───── Provided records

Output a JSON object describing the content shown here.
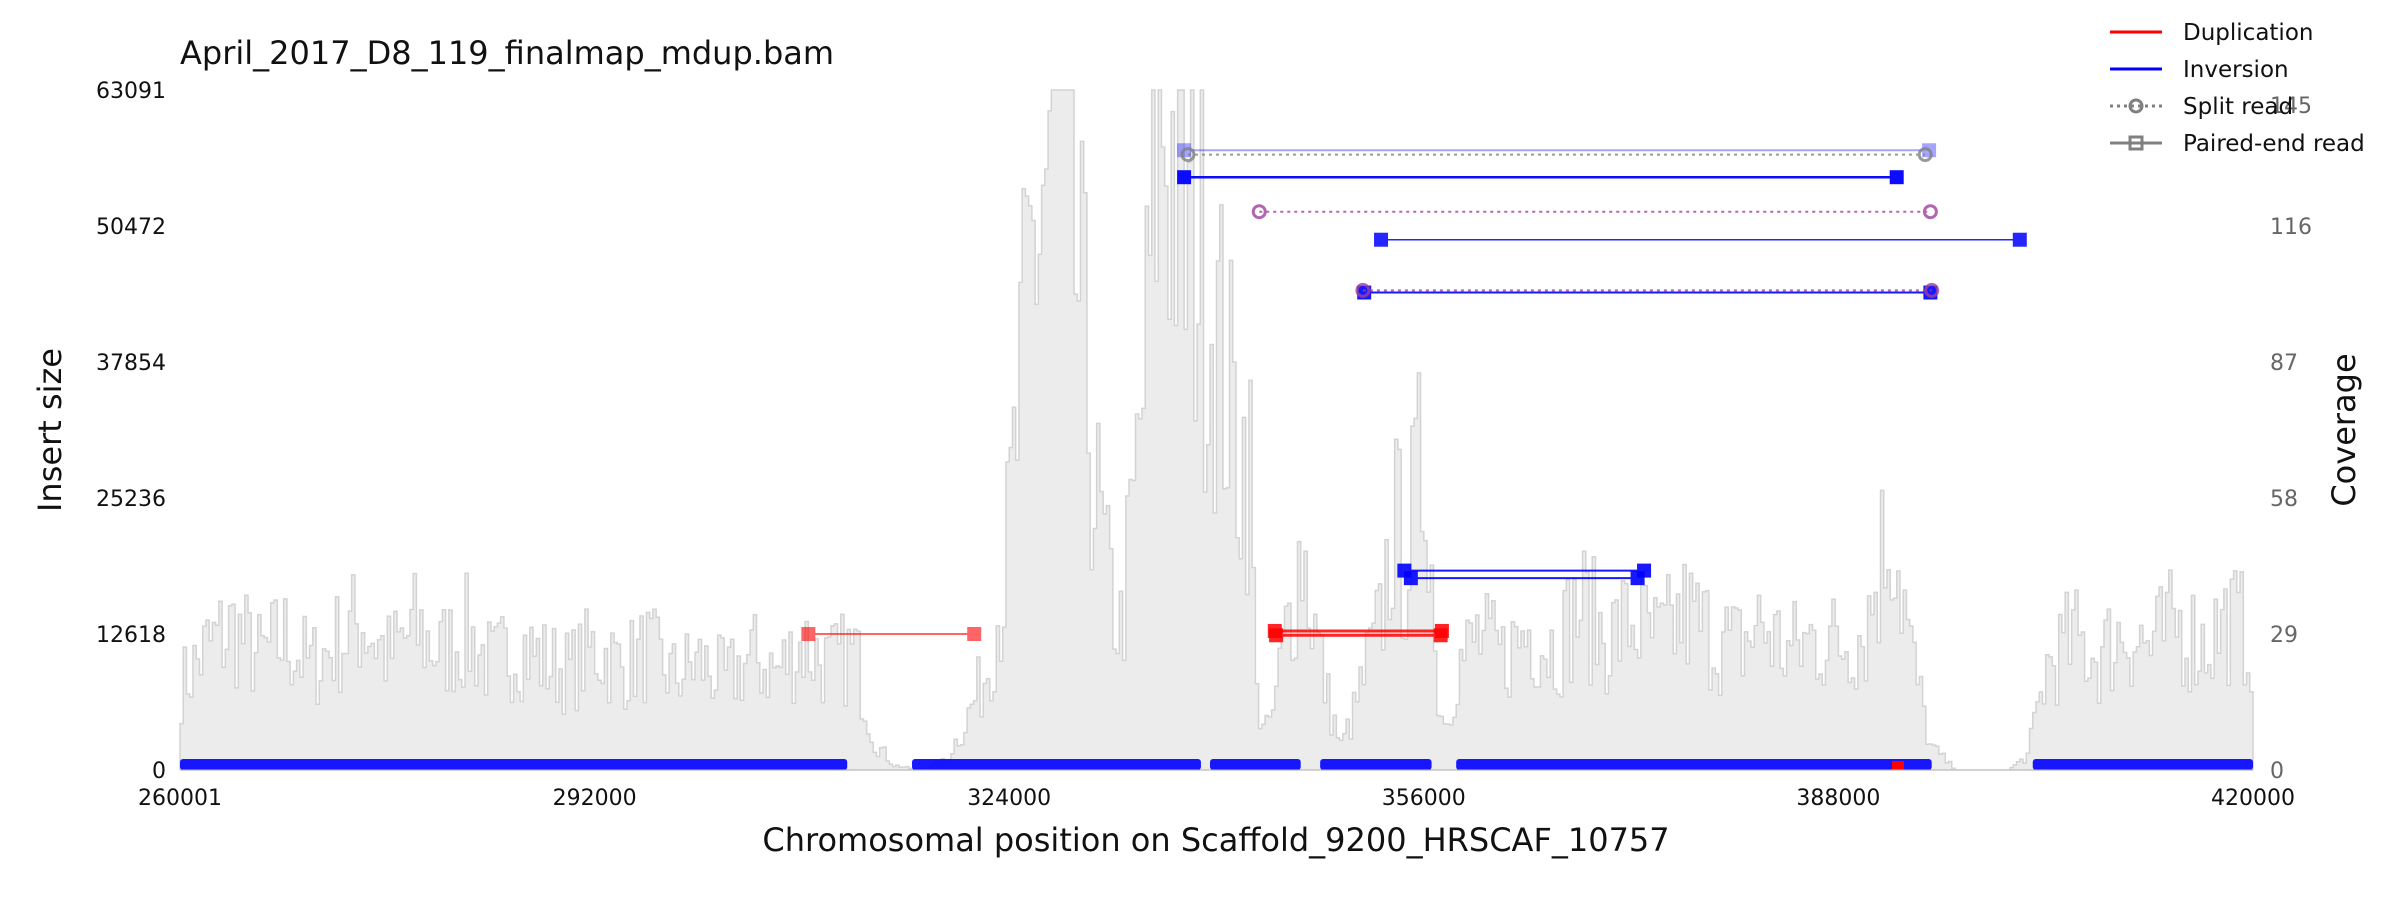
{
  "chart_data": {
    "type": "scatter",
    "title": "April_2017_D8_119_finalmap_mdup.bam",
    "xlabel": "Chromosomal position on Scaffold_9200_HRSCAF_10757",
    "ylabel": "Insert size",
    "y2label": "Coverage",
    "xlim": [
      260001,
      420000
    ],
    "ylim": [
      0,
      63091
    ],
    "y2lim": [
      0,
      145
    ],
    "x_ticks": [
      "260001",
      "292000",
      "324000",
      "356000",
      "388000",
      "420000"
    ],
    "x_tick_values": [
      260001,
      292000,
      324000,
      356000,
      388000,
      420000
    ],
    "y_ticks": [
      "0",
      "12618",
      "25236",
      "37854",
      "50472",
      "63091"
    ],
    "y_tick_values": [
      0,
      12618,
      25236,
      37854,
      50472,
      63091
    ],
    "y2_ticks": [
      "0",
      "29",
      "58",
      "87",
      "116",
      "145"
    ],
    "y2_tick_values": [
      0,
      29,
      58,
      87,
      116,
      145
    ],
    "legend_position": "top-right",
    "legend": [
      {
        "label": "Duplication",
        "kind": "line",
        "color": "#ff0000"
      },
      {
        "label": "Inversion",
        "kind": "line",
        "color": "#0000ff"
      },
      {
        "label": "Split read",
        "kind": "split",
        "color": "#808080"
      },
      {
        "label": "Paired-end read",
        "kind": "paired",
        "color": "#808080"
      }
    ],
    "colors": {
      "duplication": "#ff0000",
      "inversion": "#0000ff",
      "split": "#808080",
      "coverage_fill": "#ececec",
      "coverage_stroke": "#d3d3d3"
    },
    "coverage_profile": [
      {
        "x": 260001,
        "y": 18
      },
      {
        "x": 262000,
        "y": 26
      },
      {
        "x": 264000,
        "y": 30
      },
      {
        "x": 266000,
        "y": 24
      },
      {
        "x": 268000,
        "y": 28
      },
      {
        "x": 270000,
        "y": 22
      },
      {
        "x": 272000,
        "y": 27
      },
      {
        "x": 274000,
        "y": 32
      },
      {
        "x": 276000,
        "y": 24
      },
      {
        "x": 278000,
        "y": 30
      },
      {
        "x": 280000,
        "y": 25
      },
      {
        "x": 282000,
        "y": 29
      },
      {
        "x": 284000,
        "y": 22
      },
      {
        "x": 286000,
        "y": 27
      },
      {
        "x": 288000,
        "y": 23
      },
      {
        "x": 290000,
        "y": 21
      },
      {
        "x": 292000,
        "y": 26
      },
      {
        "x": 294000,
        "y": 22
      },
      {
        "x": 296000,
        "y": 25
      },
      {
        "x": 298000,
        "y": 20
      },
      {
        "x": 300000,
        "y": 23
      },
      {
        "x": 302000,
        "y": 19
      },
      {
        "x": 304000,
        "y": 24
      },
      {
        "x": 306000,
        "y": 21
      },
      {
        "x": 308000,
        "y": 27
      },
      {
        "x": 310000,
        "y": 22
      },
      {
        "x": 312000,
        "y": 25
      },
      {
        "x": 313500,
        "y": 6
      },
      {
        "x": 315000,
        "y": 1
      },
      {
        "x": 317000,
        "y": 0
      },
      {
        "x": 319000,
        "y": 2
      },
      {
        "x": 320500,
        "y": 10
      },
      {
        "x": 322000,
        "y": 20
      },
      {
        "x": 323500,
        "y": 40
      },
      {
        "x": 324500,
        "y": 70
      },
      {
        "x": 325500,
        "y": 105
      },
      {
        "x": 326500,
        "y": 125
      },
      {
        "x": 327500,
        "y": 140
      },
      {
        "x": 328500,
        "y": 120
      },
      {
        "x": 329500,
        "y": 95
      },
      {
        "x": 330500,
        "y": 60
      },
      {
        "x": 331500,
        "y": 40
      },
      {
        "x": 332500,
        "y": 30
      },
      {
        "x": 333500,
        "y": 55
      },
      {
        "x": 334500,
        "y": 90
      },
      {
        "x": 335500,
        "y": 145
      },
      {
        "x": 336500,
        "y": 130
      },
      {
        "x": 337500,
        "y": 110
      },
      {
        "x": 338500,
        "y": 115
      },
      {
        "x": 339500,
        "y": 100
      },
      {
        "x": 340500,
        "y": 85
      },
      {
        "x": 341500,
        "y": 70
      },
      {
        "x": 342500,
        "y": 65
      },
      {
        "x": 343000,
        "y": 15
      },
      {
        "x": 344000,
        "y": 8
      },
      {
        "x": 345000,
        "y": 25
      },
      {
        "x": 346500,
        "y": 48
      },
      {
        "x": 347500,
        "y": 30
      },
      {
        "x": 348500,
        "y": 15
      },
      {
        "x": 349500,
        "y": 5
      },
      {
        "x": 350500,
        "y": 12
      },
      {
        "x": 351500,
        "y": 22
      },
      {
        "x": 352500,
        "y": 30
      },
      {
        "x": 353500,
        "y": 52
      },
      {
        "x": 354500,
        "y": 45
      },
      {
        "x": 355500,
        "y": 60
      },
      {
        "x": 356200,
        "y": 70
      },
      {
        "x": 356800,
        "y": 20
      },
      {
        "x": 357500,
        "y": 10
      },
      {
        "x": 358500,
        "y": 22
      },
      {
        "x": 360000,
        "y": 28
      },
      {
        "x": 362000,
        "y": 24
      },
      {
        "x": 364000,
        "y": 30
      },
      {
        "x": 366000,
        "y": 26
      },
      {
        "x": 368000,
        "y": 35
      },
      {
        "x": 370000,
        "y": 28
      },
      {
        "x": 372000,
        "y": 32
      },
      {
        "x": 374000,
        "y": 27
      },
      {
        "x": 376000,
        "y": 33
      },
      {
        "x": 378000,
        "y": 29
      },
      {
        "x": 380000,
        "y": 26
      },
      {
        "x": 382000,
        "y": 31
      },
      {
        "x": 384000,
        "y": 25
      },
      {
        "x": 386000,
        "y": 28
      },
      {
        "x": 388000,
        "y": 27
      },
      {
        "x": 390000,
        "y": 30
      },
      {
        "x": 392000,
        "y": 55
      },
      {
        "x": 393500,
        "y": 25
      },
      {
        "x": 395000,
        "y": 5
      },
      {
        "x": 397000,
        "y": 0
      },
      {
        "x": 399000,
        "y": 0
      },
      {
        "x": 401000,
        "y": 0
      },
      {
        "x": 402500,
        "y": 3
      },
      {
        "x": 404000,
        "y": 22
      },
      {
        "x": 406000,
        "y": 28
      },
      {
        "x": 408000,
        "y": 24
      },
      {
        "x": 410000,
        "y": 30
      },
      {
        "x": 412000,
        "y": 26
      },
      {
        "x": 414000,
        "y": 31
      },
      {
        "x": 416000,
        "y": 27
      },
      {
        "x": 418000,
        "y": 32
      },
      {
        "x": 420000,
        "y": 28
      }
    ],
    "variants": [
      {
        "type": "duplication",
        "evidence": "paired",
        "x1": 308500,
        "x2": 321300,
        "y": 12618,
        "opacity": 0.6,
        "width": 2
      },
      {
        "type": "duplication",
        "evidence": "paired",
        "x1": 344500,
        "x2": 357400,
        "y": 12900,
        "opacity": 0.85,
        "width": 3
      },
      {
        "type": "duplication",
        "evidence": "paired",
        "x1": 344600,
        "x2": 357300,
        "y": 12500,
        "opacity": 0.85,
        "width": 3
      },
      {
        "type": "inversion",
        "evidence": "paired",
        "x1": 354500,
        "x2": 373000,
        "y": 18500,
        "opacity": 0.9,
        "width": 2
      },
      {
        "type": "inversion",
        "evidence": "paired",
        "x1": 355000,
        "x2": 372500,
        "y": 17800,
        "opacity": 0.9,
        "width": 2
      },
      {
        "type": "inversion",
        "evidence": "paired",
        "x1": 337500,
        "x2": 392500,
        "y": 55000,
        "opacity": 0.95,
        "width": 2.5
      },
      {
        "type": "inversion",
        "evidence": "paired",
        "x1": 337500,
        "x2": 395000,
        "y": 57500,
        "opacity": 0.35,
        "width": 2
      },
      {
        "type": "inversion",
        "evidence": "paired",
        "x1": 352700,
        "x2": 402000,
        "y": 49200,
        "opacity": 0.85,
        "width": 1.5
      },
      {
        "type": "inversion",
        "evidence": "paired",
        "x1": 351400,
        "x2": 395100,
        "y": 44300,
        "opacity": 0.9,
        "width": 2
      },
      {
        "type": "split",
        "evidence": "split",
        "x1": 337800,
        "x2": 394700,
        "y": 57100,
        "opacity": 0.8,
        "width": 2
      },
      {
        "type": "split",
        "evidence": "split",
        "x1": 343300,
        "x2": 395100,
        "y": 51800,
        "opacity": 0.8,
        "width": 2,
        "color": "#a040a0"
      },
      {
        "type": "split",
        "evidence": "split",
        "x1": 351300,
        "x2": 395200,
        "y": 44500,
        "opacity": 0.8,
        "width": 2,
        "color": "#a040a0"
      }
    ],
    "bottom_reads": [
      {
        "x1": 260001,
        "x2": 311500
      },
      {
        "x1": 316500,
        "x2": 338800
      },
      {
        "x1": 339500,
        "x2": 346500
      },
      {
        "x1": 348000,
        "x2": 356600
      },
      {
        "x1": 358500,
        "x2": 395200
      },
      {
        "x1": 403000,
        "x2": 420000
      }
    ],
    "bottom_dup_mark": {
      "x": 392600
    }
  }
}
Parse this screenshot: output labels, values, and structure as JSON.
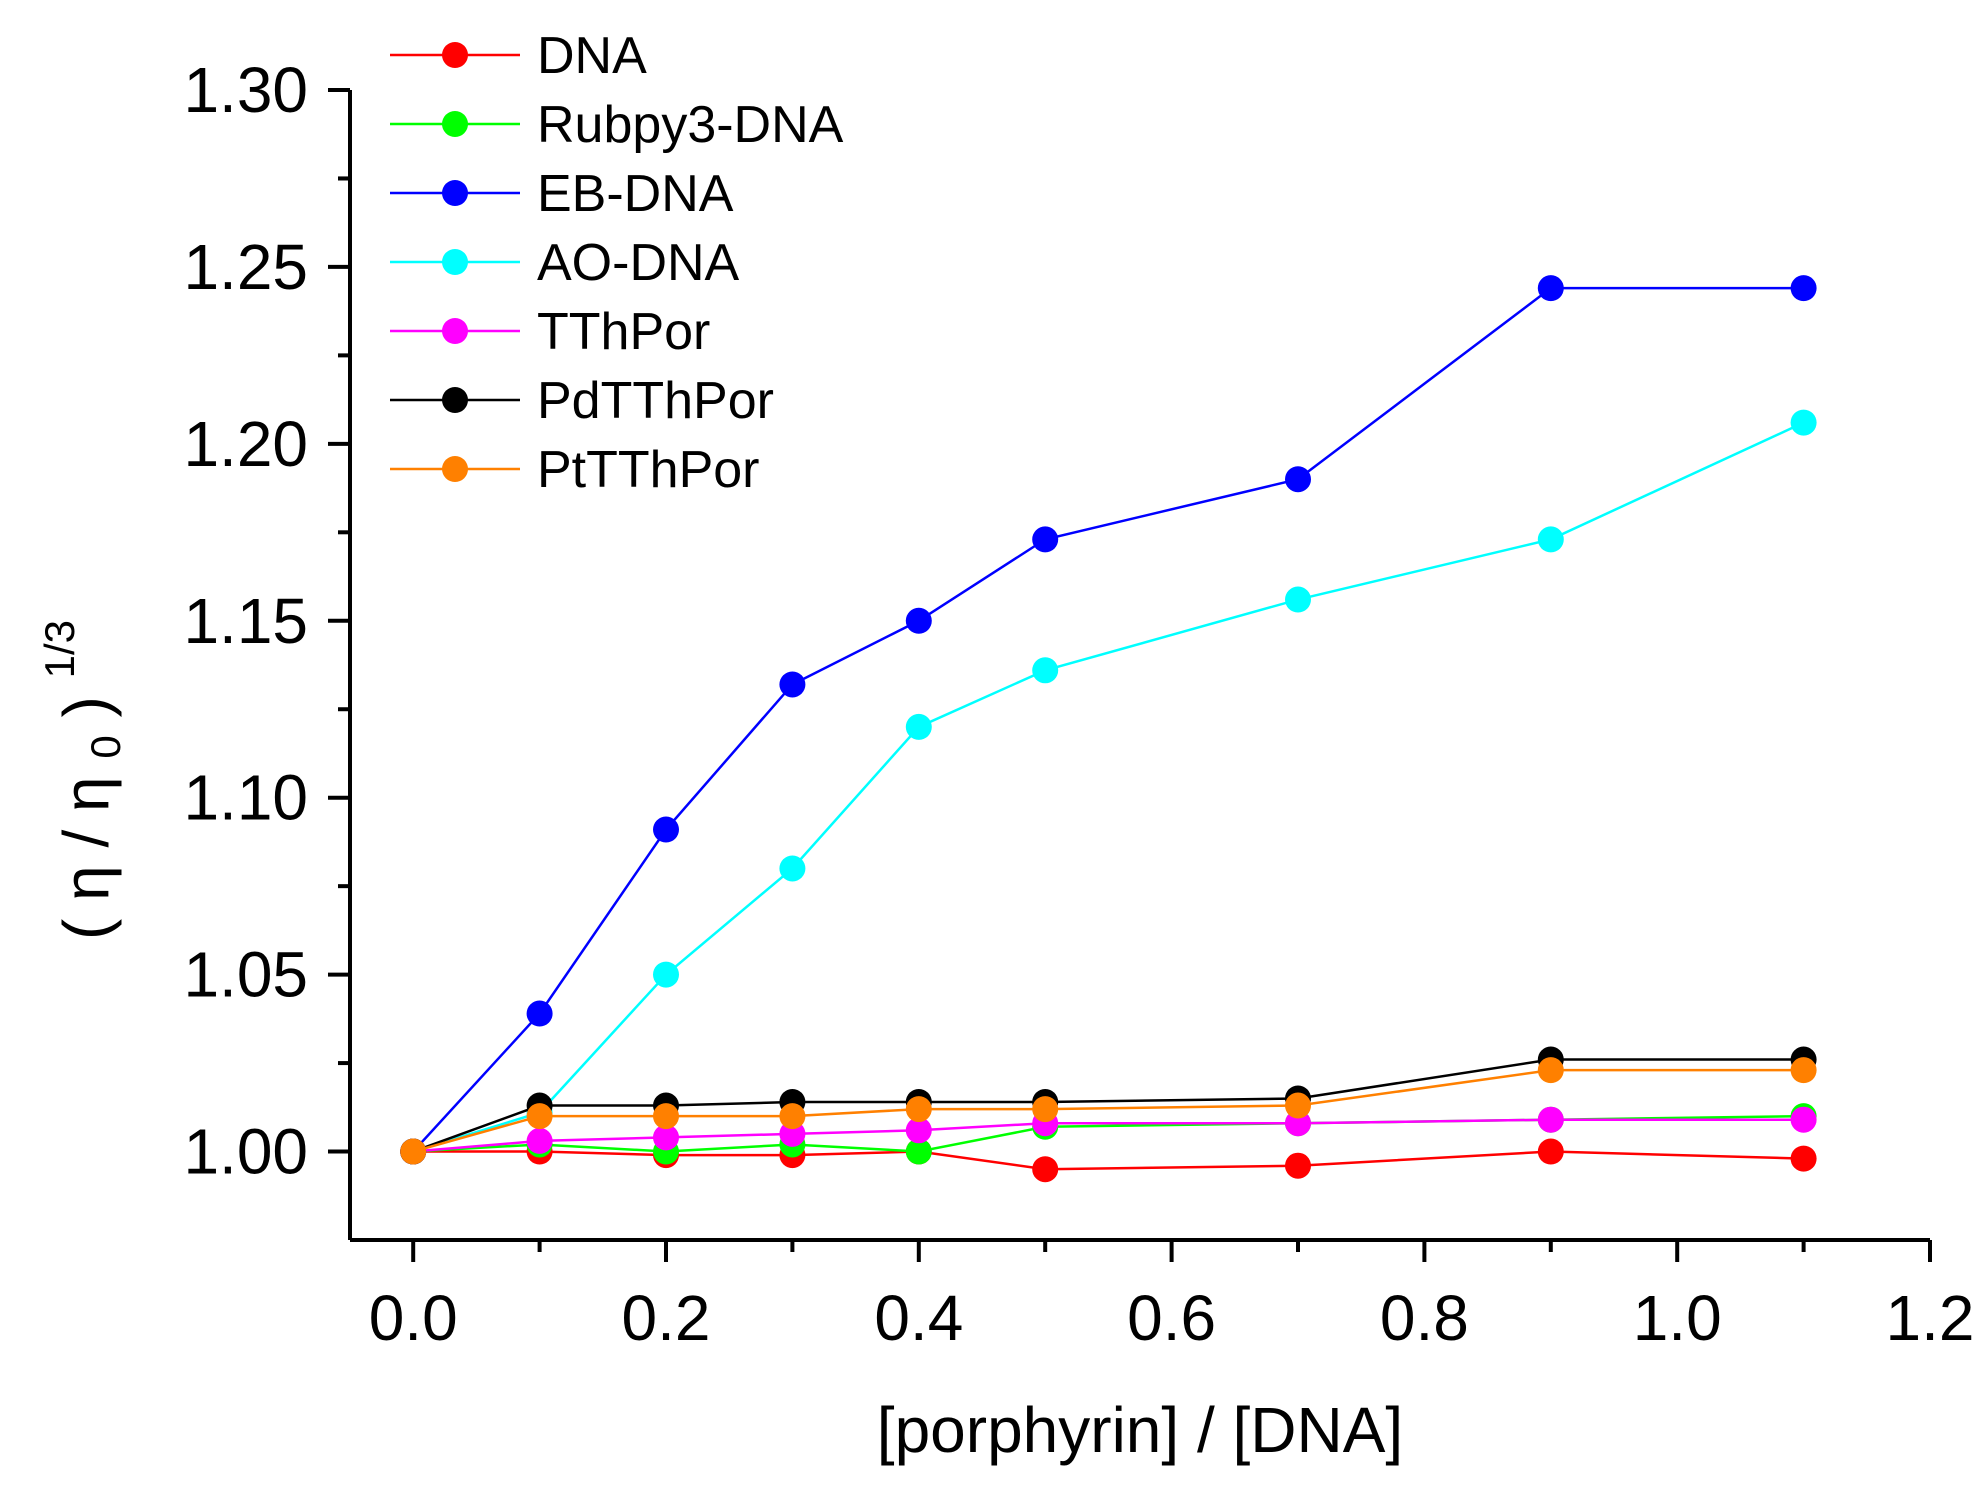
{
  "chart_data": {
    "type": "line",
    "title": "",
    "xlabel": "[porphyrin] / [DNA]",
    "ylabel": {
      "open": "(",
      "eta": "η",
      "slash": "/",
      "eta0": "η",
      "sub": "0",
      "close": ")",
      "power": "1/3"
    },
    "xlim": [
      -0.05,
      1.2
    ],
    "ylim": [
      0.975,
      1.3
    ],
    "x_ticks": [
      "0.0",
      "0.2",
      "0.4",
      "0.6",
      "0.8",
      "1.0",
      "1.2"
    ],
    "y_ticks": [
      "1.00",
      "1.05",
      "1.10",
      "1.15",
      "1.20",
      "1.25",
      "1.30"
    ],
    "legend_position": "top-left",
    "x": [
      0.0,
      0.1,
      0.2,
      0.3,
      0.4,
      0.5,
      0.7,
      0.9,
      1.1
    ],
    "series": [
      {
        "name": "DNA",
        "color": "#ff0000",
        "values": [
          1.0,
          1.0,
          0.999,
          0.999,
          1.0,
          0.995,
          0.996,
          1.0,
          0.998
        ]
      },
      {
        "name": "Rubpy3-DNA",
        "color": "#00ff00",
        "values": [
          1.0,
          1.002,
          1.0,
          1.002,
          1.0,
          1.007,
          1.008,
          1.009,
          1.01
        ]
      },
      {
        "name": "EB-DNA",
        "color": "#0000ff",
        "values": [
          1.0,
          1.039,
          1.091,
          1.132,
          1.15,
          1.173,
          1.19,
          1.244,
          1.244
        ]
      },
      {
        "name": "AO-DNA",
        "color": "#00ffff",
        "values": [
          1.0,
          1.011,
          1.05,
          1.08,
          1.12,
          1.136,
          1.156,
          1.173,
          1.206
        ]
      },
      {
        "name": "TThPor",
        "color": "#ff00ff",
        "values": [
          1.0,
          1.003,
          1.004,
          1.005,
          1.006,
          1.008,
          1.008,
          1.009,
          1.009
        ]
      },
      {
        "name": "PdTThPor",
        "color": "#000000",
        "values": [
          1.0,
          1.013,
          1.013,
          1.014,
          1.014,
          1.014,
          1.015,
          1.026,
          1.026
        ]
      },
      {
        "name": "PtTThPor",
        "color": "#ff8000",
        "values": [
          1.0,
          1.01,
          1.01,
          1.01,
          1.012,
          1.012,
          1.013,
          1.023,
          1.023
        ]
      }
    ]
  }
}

──────────

• Short task: Pull every line holding "title" out of the records.

• Response below:
    "title": "April_2017_D8_119_finalmap_mdup.bam",
    "title": "",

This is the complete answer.